**WHAT IS NEEDED:** Each entry below must be repeated word for word.
_ _ _ _
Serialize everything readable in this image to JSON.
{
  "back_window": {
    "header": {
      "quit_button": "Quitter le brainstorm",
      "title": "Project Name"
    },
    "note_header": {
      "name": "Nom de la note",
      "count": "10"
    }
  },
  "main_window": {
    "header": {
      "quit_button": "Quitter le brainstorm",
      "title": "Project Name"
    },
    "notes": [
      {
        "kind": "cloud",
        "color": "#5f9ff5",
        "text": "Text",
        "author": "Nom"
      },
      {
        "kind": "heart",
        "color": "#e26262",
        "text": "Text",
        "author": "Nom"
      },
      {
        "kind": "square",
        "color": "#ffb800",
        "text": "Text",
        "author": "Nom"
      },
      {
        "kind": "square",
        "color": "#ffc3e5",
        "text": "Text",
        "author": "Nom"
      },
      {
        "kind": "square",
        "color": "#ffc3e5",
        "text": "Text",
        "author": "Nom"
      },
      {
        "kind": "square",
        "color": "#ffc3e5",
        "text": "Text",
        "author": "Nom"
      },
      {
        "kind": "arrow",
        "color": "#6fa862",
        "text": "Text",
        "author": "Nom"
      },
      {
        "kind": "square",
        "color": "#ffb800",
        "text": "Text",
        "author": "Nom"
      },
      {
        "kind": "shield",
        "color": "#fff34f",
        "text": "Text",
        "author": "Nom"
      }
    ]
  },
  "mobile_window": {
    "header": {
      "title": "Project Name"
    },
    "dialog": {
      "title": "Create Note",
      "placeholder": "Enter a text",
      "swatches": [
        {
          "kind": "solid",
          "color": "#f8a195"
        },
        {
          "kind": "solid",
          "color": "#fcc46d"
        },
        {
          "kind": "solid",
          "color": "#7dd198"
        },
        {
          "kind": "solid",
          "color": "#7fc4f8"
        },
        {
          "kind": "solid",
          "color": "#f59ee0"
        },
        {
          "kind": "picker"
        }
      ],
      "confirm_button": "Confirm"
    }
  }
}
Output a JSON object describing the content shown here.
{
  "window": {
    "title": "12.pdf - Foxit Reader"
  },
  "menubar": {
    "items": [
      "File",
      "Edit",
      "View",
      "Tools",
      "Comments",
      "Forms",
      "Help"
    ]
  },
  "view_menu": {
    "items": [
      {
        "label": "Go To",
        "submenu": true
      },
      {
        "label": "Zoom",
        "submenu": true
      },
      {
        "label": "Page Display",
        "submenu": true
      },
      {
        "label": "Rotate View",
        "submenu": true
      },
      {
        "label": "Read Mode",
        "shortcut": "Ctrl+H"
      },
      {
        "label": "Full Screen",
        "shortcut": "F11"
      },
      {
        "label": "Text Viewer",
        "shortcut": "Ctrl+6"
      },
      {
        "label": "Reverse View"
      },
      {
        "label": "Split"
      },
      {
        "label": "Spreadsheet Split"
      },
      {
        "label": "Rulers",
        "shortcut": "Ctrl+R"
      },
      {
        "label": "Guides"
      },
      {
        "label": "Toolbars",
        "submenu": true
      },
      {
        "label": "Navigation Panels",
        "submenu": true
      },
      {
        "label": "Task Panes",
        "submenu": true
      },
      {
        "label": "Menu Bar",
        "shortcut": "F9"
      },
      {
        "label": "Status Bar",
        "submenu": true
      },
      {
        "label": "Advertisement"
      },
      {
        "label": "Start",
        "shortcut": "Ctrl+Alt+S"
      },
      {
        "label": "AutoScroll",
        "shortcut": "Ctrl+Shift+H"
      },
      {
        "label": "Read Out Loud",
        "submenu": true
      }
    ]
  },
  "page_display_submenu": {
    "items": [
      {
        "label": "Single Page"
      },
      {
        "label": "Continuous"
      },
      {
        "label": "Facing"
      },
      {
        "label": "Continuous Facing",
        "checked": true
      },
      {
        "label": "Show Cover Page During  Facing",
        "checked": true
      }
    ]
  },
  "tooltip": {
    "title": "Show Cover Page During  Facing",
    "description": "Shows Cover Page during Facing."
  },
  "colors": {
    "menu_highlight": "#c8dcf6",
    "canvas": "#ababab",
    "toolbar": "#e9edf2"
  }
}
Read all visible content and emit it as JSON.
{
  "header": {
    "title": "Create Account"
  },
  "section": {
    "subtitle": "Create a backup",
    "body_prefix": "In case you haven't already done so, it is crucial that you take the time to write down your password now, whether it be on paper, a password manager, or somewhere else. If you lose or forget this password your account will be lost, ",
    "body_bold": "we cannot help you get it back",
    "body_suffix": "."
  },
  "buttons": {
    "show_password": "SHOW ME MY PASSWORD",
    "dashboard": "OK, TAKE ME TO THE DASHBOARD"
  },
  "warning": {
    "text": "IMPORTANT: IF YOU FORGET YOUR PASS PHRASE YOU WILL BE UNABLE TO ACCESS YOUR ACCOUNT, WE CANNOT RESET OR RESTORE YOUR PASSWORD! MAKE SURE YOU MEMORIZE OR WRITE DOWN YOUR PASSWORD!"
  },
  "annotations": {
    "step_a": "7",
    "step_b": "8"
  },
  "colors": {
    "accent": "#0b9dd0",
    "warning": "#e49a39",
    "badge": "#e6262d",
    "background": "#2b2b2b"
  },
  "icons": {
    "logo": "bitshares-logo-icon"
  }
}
_ _ _ _
**THE RESULT:**
Serialize everything readable in this image to JSON.
{
  "back_window": {
    "header": {
      "quit_button": "Quitter le brainstorm",
      "title": "Project Name"
    },
    "note_header": {
      "name": "Nom de la note",
      "count": "10"
    }
  },
  "main_window": {
    "header": {
      "quit_button": "Quitter le brainstorm",
      "title": "Project Name"
    },
    "notes": [
      {
        "kind": "cloud",
        "color": "#5f9ff5",
        "text": "Text",
        "author": "Nom"
      },
      {
        "kind": "heart",
        "color": "#e26262",
        "text": "Text",
        "author": "Nom"
      },
      {
        "kind": "square",
        "color": "#ffb800",
        "text": "Text",
        "author": "Nom"
      },
      {
        "kind": "square",
        "color": "#ffc3e5",
        "text": "Text",
        "author": "Nom"
      },
      {
        "kind": "square",
        "color": "#ffc3e5",
        "text": "Text",
        "author": "Nom"
      },
      {
        "kind": "square",
        "color": "#ffc3e5",
        "text": "Text",
        "author": "Nom"
      },
      {
        "kind": "arrow",
        "color": "#6fa862",
        "text": "Text",
        "author": "Nom"
      },
      {
        "kind": "square",
        "color": "#ffb800",
        "text": "Text",
        "author": "Nom"
      },
      {
        "kind": "shield",
        "color": "#fff34f",
        "text": "Text",
        "author": "Nom"
      }
    ]
  },
  "mobile_window": {
    "header": {
      "title": "Project Name"
    },
    "dialog": {
      "title": "Create Note",
      "placeholder": "Enter a text",
      "swatches": [
        {
          "kind": "solid",
          "color": "#f8a195"
        },
        {
          "kind": "solid",
          "color": "#fcc46d"
        },
        {
          "kind": "solid",
          "color": "#7dd198"
        },
        {
          "kind": "solid",
          "color": "#7fc4f8"
        },
        {
          "kind": "solid",
          "color": "#f59ee0"
        },
        {
          "kind": "picker"
        }
      ],
      "confirm_button": "Confirm"
    }
  }
}
Output a JSON object describing the content shown here.
{
  "window": {
    "title": "12.pdf - Foxit Reader"
  },
  "menubar": {
    "items": [
      "File",
      "Edit",
      "View",
      "Tools",
      "Comments",
      "Forms",
      "Help"
    ]
  },
  "view_menu": {
    "items": [
      {
        "label": "Go To",
        "submenu": true
      },
      {
        "label": "Zoom",
        "submenu": true
      },
      {
        "label": "Page Display",
        "submenu": true
      },
      {
        "label": "Rotate View",
        "submenu": true
      },
      {
        "label": "Read Mode",
        "shortcut": "Ctrl+H"
      },
      {
        "label": "Full Screen",
        "shortcut": "F11"
      },
      {
        "label": "Text Viewer",
        "shortcut": "Ctrl+6"
      },
      {
        "label": "Reverse View"
      },
      {
        "label": "Split"
      },
      {
        "label": "Spreadsheet Split"
      },
      {
        "label": "Rulers",
        "shortcut": "Ctrl+R"
      },
      {
        "label": "Guides"
      },
      {
        "label": "Toolbars",
        "submenu": true
      },
      {
        "label": "Navigation Panels",
        "submenu": true
      },
      {
        "label": "Task Panes",
        "submenu": true
      },
      {
        "label": "Menu Bar",
        "shortcut": "F9"
      },
      {
        "label": "Status Bar",
        "submenu": true
      },
      {
        "label": "Advertisement"
      },
      {
        "label": "Start",
        "shortcut": "Ctrl+Alt+S"
      },
      {
        "label": "AutoScroll",
        "shortcut": "Ctrl+Shift+H"
      },
      {
        "label": "Read Out Loud",
        "submenu": true
      }
    ]
  },
  "page_display_submenu": {
    "items": [
      {
        "label": "Single Page"
      },
      {
        "label": "Continuous"
      },
      {
        "label": "Facing"
      },
      {
        "label": "Continuous Facing",
        "checked": true
      },
      {
        "label": "Show Cover Page During  Facing",
        "checked": true
      }
    ]
  },
  "tooltip": {
    "title": "Show Cover Page During  Facing",
    "description": "Shows Cover Page during Facing."
  },
  "colors": {
    "menu_highlight": "#c8dcf6",
    "canvas": "#ababab",
    "toolbar": "#e9edf2"
  }
}
Read all visible content and emit it as JSON.
{
  "header": {
    "title": "Create Account"
  },
  "section": {
    "subtitle": "Create a backup",
    "body_prefix": "In case you haven't already done so, it is crucial that you take the time to write down your password now, whether it be on paper, a password manager, or somewhere else. If you lose or forget this password your account will be lost, ",
    "body_bold": "we cannot help you get it back",
    "body_suffix": "."
  },
  "buttons": {
    "show_password": "SHOW ME MY PASSWORD",
    "dashboard": "OK, TAKE ME TO THE DASHBOARD"
  },
  "warning": {
    "text": "IMPORTANT: IF YOU FORGET YOUR PASS PHRASE YOU WILL BE UNABLE TO ACCESS YOUR ACCOUNT, WE CANNOT RESET OR RESTORE YOUR PASSWORD! MAKE SURE YOU MEMORIZE OR WRITE DOWN YOUR PASSWORD!"
  },
  "annotations": {
    "step_a": "7",
    "step_b": "8"
  },
  "colors": {
    "accent": "#0b9dd0",
    "warning": "#e49a39",
    "badge": "#e6262d",
    "background": "#2b2b2b"
  },
  "icons": {
    "logo": "bitshares-logo-icon"
  }
}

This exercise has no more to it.